WHAT YOU ARE ASKED TO DO: Rewrite the material from its start through the line containing "menu-item-label: Consultar Histórico", renaming "submenu-arrow-icon" to "submenu-chevron-icon" and leaving everything else unchanged.

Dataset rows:
_ _ _
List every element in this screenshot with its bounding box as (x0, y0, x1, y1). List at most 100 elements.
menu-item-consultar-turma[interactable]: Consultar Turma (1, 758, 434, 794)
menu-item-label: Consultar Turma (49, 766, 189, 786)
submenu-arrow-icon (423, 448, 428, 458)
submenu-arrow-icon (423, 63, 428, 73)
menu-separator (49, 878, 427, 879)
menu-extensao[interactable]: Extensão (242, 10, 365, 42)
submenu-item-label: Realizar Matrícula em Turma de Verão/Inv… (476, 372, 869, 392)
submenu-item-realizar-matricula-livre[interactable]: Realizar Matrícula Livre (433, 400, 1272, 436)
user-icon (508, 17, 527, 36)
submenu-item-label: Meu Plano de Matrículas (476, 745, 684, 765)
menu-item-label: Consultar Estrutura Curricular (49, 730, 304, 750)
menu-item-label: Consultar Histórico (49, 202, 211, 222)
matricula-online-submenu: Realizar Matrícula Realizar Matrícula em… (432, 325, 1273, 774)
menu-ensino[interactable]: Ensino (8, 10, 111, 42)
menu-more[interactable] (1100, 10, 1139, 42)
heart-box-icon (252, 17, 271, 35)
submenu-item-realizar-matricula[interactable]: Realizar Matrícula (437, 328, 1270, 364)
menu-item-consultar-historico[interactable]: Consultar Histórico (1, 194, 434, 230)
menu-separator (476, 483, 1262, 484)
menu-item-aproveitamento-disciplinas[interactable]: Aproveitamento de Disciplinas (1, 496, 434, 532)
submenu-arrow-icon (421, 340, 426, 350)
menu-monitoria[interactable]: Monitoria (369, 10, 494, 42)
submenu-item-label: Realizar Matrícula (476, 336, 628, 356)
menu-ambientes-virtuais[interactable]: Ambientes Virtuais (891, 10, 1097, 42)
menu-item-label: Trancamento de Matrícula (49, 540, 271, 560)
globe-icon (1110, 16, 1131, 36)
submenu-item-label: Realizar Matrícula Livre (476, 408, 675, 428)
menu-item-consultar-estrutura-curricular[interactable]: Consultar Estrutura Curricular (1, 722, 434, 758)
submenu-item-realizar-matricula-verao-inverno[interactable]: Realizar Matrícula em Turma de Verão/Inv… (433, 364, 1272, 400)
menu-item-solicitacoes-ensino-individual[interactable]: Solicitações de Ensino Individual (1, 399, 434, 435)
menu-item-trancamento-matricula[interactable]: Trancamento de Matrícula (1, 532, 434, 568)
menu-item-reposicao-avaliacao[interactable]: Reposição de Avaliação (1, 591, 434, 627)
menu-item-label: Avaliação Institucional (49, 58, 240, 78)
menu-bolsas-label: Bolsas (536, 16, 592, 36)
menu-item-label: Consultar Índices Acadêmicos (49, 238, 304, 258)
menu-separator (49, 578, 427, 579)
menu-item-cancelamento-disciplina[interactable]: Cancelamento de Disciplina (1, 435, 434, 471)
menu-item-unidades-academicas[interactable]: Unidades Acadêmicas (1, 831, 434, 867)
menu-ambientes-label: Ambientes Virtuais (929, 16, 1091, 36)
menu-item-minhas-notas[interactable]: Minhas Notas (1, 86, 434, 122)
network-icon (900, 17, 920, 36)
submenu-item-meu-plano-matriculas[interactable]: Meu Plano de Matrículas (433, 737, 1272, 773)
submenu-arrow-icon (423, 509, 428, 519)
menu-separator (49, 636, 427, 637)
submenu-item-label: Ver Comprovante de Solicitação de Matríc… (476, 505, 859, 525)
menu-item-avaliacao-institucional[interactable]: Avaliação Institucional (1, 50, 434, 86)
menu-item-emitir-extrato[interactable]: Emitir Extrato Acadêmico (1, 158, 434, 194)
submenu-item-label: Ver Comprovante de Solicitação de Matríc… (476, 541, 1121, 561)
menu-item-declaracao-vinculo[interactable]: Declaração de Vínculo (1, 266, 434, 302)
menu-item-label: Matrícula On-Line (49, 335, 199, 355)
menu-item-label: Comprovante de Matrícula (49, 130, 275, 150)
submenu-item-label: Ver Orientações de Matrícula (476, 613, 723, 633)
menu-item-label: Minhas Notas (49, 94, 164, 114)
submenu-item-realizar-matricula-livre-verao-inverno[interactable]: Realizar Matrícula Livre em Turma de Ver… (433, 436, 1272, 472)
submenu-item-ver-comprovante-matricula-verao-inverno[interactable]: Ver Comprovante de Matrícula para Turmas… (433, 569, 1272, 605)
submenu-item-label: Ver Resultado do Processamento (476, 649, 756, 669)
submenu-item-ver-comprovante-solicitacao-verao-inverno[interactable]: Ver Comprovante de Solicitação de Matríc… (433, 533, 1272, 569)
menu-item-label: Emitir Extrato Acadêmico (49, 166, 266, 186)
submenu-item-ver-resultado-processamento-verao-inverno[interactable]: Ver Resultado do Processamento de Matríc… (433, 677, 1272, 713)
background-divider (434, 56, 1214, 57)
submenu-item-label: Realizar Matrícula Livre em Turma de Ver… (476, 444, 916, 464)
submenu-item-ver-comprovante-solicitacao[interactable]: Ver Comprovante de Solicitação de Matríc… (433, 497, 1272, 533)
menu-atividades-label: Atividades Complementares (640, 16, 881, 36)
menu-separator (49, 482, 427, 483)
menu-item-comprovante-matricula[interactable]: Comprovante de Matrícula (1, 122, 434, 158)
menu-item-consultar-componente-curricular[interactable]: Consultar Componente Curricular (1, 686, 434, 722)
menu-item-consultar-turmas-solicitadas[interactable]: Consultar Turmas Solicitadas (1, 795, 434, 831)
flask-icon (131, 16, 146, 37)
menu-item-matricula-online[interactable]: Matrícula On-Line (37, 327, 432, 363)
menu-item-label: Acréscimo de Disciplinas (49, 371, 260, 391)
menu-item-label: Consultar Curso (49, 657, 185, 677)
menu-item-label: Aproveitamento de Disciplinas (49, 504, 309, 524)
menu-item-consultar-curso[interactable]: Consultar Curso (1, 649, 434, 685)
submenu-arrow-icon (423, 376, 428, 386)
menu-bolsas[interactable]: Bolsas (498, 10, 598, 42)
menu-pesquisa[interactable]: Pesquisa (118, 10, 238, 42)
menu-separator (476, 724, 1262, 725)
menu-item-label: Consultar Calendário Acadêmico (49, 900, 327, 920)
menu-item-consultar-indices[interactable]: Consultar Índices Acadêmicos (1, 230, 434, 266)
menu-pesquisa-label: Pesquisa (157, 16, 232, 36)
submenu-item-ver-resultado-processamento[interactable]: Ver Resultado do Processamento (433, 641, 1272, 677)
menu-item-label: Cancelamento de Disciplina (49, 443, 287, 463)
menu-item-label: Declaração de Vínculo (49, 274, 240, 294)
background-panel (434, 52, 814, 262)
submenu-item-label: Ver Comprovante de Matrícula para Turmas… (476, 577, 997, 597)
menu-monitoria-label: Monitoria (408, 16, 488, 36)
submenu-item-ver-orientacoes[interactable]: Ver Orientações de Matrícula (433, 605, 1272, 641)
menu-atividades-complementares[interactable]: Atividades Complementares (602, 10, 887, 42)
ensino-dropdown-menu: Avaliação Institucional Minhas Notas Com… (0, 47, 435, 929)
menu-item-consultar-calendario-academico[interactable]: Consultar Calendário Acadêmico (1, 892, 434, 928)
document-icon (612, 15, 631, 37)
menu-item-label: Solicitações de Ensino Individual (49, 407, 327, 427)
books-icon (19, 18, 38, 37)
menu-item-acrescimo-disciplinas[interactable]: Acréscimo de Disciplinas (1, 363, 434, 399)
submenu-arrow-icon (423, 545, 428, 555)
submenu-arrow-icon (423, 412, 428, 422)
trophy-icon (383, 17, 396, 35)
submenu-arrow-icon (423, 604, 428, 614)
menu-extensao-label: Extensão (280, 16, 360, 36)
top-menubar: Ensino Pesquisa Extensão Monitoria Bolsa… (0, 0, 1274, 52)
_ _ _
RESPONSE TO THIS TASK:
List every element in this screenshot with its bounding box as (x0, y0, x1, y1). List at most 100 elements.
menu-item-consultar-turma[interactable]: Consultar Turma (1, 758, 434, 794)
menu-item-label: Consultar Turma (49, 766, 189, 786)
submenu-chevron-icon (423, 448, 428, 458)
submenu-chevron-icon (423, 63, 428, 73)
menu-separator (49, 878, 427, 879)
menu-extensao[interactable]: Extensão (242, 10, 365, 42)
submenu-item-label: Realizar Matrícula em Turma de Verão/Inv… (476, 372, 869, 392)
submenu-item-realizar-matricula-livre[interactable]: Realizar Matrícula Livre (433, 400, 1272, 436)
user-icon (508, 17, 527, 36)
submenu-item-label: Meu Plano de Matrículas (476, 745, 684, 765)
menu-item-label: Consultar Estrutura Curricular (49, 730, 304, 750)
menu-item-label: Consultar Histórico (49, 202, 211, 222)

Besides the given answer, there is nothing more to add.